DATA ROWS:
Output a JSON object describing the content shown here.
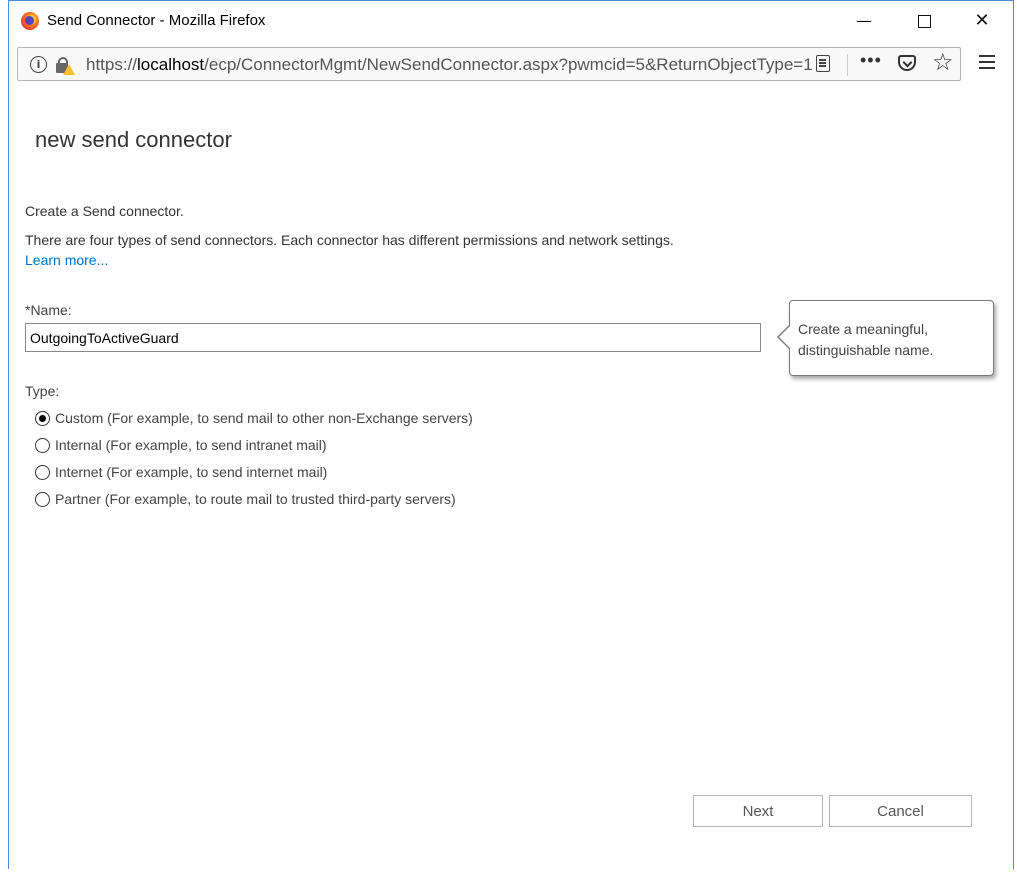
{
  "window": {
    "title": "Send Connector - Mozilla Firefox",
    "min_glyph": "—",
    "close_glyph": "✕"
  },
  "browser": {
    "url_prefix": "https://",
    "url_host": "localhost",
    "url_path": "/ecp/ConnectorMgmt/NewSendConnector.aspx?pwmcid=5&ReturnObjectType=1",
    "info_glyph": "i",
    "more_glyph": "•••",
    "star_glyph": "☆"
  },
  "page": {
    "title": "new send connector",
    "intro": "Create a Send connector.",
    "description": "There are four types of send connectors. Each connector has different permissions and network settings.",
    "learn_more": "Learn more..."
  },
  "name_field": {
    "label": "*Name:",
    "value": "OutgoingToActiveGuard"
  },
  "callout": {
    "text": "Create a meaningful, distinguishable name."
  },
  "type": {
    "label": "Type:",
    "options": [
      {
        "label": "Custom (For example, to send mail to other non-Exchange servers)",
        "checked": true
      },
      {
        "label": "Internal (For example, to send intranet mail)",
        "checked": false
      },
      {
        "label": "Internet (For example, to send internet mail)",
        "checked": false
      },
      {
        "label": "Partner (For example, to route mail to trusted third-party servers)",
        "checked": false
      }
    ]
  },
  "buttons": {
    "next": "Next",
    "cancel": "Cancel"
  }
}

STATED PROBLEM: Check each line above for the word "Create" and copy the ones that have it.

WORKED ANSWER:
    "intro": "Create a Send connector.",
    "text": "Create a meaningful, distinguishable name."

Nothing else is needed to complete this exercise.